PROBLEM REQUIREMENTS: Copy out each line that has "Prüfung" in it.

(Collected data)
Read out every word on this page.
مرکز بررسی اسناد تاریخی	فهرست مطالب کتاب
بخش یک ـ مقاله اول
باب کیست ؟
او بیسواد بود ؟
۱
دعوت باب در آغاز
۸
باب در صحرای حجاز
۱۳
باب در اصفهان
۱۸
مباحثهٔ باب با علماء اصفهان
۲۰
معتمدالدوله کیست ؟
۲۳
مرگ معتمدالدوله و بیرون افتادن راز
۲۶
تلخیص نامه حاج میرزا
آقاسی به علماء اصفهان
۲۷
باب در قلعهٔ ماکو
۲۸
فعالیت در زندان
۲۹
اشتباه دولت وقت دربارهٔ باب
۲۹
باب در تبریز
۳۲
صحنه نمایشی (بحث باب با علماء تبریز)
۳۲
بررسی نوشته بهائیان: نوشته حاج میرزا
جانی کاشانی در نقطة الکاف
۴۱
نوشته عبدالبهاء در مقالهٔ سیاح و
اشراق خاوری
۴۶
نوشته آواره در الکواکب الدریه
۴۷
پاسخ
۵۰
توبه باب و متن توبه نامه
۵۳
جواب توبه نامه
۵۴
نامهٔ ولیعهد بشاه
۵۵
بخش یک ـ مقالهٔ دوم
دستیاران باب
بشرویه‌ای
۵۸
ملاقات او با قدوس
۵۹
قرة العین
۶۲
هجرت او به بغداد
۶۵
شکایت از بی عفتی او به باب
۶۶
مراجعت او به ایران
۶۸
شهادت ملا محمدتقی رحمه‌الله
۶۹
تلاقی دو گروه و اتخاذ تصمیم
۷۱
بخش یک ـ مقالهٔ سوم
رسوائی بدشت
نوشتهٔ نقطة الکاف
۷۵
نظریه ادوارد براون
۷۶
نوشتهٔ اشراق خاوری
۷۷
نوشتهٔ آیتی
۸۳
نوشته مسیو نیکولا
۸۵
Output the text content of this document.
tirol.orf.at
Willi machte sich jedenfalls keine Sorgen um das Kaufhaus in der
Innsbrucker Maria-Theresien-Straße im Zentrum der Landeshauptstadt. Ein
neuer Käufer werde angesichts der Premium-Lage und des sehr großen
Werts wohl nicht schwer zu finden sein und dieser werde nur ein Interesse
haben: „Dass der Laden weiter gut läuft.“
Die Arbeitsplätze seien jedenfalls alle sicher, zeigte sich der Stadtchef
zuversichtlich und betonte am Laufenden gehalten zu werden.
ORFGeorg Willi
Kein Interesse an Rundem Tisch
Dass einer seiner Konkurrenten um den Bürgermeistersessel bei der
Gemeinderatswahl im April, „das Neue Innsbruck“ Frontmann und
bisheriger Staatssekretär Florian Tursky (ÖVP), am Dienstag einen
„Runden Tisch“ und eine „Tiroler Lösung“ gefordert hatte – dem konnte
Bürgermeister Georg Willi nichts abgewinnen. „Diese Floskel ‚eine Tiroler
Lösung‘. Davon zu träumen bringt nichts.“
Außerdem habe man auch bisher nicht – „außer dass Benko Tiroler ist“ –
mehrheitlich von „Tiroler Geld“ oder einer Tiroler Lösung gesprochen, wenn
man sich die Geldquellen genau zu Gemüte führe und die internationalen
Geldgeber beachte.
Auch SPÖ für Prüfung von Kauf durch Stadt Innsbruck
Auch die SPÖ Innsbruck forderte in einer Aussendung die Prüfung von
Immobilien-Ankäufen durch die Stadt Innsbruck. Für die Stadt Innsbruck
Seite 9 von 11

RESPONSE:
Auch SPÖ für Prüfung von Kauf durch Stadt Innsbruck
Auch die SPÖ Innsbruck forderte in einer Aussendung die Prüfung von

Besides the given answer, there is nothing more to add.